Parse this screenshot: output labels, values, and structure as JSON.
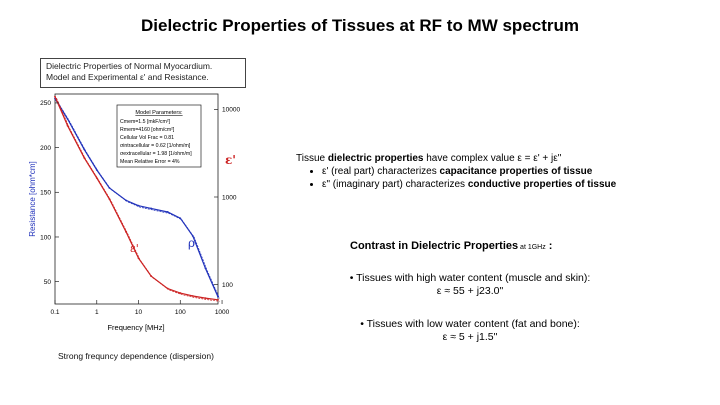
{
  "slide": {
    "title": "Dielectric Properties of Tissues at RF to MW spectrum",
    "figure_caption_line1": "Dielectric Properties of Normal Myocardium.",
    "figure_caption_line2": "Model and Experimental ε' and Resistance.",
    "dispersion_note": "Strong frequncy dependence (dispersion)",
    "intro_prefix": "Tissue ",
    "intro_bold": "dielectric properties",
    "intro_suffix": " have complex value ε = ε' + jε\"",
    "bullet1_prefix": "ε' (real part) characterizes ",
    "bullet1_bold": "capacitance properties of tissue",
    "bullet2_prefix": "ε\" (imaginary part) characterizes ",
    "bullet2_bold": "conductive properties of tissue",
    "contrast_heading": "Contrast in Dielectric Properties",
    "contrast_sub": " at 1GHz",
    "contrast_colon": " :",
    "high_water_line": "• Tissues with high water content (muscle and skin):",
    "high_water_value": "ε ≈ 55  + j23.0\"",
    "low_water_line": "• Tissues with low water content (fat and bone):",
    "low_water_value": "ε ≈ 5  + j1.5\""
  },
  "chart_data": {
    "type": "line",
    "xlabel": "Frequency [MHz]",
    "ylabel_left": "Resistance [ohm*cm]",
    "ylabel_right": "ε'",
    "x_scale": "log",
    "xlim": [
      0.1,
      800
    ],
    "x_ticks": [
      "0.1",
      "1",
      "10",
      "100",
      "1000"
    ],
    "y_left_lim": [
      25,
      260
    ],
    "y_left_ticks": [
      "50",
      "100",
      "150",
      "200",
      "250"
    ],
    "y_right_scale": "log",
    "y_right_lim": [
      60,
      15000
    ],
    "y_right_ticks": [
      "100",
      "1000",
      "10000"
    ],
    "legend_box": {
      "title": "Model Parameters:",
      "lines": [
        "Cmem=1.5 [mkF/cm²]",
        "Rmem=4160 [ohm/cm²]",
        "Cellular Vol Frac = 0.81",
        "σintracellular = 0.62 [1/ohm/m]",
        "σextracellular = 1.98 [1/ohm/m]",
        "Mean Relative Error = 4%"
      ]
    },
    "annotations": {
      "rho_label": "ρ",
      "eps_label": "ε'"
    },
    "colors": {
      "resistance": "#2233bb",
      "permittivity": "#cc2222",
      "axis": "#222222"
    },
    "series": [
      {
        "name": "ρ",
        "axis": "left",
        "color": "#2233bb",
        "x": [
          0.1,
          0.2,
          0.5,
          1,
          2,
          5,
          10,
          20,
          50,
          100,
          200,
          400,
          800
        ],
        "y": [
          255,
          232,
          198,
          175,
          155,
          141,
          135,
          132,
          128,
          121,
          101,
          65,
          33
        ]
      },
      {
        "name": "ε'",
        "axis": "right",
        "color": "#cc2222",
        "x": [
          0.1,
          0.2,
          0.5,
          1,
          2,
          5,
          10,
          20,
          50,
          100,
          200,
          400,
          800
        ],
        "y": [
          14000,
          6500,
          2800,
          1650,
          950,
          400,
          200,
          125,
          90,
          80,
          74,
          70,
          67
        ]
      }
    ]
  }
}
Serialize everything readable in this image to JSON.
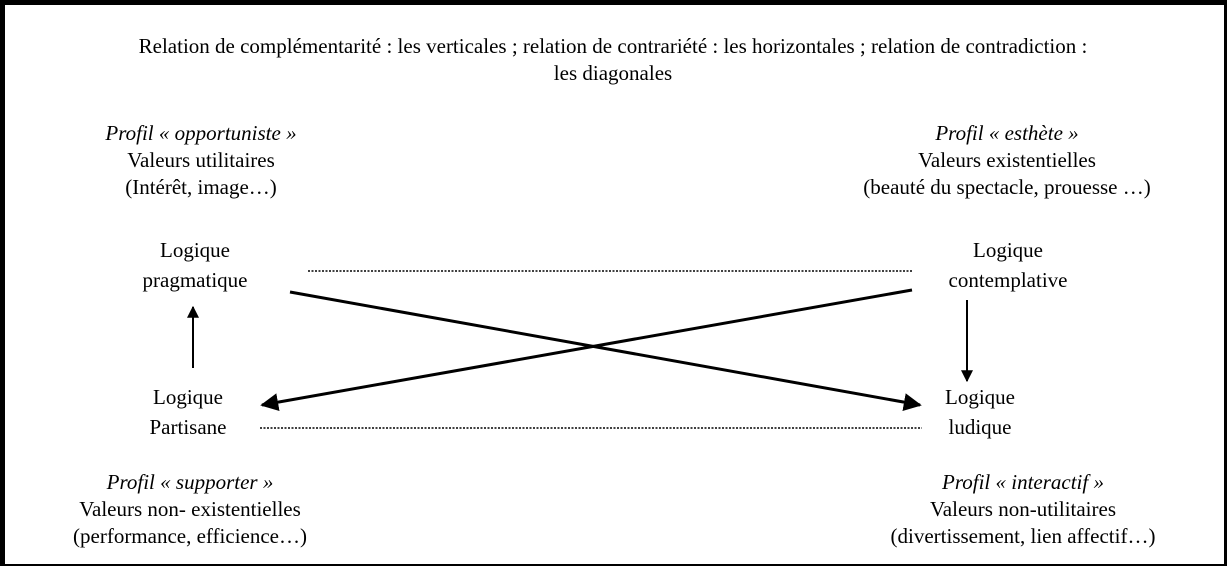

━━━━━━

Exercise directions:
Copy the whole of the material above exactly, but not its images.

Result for this exercise:
Parse this screenshot: output labels, values, and structure as JSON.
{
  "slide": {
    "title": "Dielectric Properties of Tissues at RF to MW spectrum",
    "figure_caption_line1": "Dielectric Properties of Normal Myocardium.",
    "figure_caption_line2": "Model and Experimental ε' and Resistance.",
    "dispersion_note": "Strong frequncy dependence (dispersion)",
    "intro_prefix": "Tissue ",
    "intro_bold": "dielectric properties",
    "intro_suffix": " have complex value ε = ε' + jε\"",
    "bullet1_prefix": "ε' (real part) characterizes ",
    "bullet1_bold": "capacitance properties of tissue",
    "bullet2_prefix": "ε\" (imaginary part) characterizes ",
    "bullet2_bold": "conductive properties of tissue",
    "contrast_heading": "Contrast in Dielectric Properties",
    "contrast_sub": " at 1GHz",
    "contrast_colon": " :",
    "high_water_line": "• Tissues with high water content (muscle and skin):",
    "high_water_value": "ε ≈ 55  + j23.0\"",
    "low_water_line": "• Tissues with low water content (fat and bone):",
    "low_water_value": "ε ≈ 5  + j1.5\""
  },
  "chart_data": {
    "type": "line",
    "xlabel": "Frequency [MHz]",
    "ylabel_left": "Resistance [ohm*cm]",
    "ylabel_right": "ε'",
    "x_scale": "log",
    "xlim": [
      0.1,
      800
    ],
    "x_ticks": [
      "0.1",
      "1",
      "10",
      "100",
      "1000"
    ],
    "y_left_lim": [
      25,
      260
    ],
    "y_left_ticks": [
      "50",
      "100",
      "150",
      "200",
      "250"
    ],
    "y_right_scale": "log",
    "y_right_lim": [
      60,
      15000
    ],
    "y_right_ticks": [
      "100",
      "1000",
      "10000"
    ],
    "legend_box": {
      "title": "Model Parameters:",
      "lines": [
        "Cmem=1.5 [mkF/cm²]",
        "Rmem=4160 [ohm/cm²]",
        "Cellular Vol Frac = 0.81",
        "σintracellular = 0.62 [1/ohm/m]",
        "σextracellular = 1.98 [1/ohm/m]",
        "Mean Relative Error = 4%"
      ]
    },
    "annotations": {
      "rho_label": "ρ",
      "eps_label": "ε'"
    },
    "colors": {
      "resistance": "#2233bb",
      "permittivity": "#cc2222",
      "axis": "#222222"
    },
    "series": [
      {
        "name": "ρ",
        "axis": "left",
        "color": "#2233bb",
        "x": [
          0.1,
          0.2,
          0.5,
          1,
          2,
          5,
          10,
          20,
          50,
          100,
          200,
          400,
          800
        ],
        "y": [
          255,
          232,
          198,
          175,
          155,
          141,
          135,
          132,
          128,
          121,
          101,
          65,
          33
        ]
      },
      {
        "name": "ε'",
        "axis": "right",
        "color": "#cc2222",
        "x": [
          0.1,
          0.2,
          0.5,
          1,
          2,
          5,
          10,
          20,
          50,
          100,
          200,
          400,
          800
        ],
        "y": [
          14000,
          6500,
          2800,
          1650,
          950,
          400,
          200,
          125,
          90,
          80,
          74,
          70,
          67
        ]
      }
    ]
  }
}
Serialize everything readable in this image to JSON.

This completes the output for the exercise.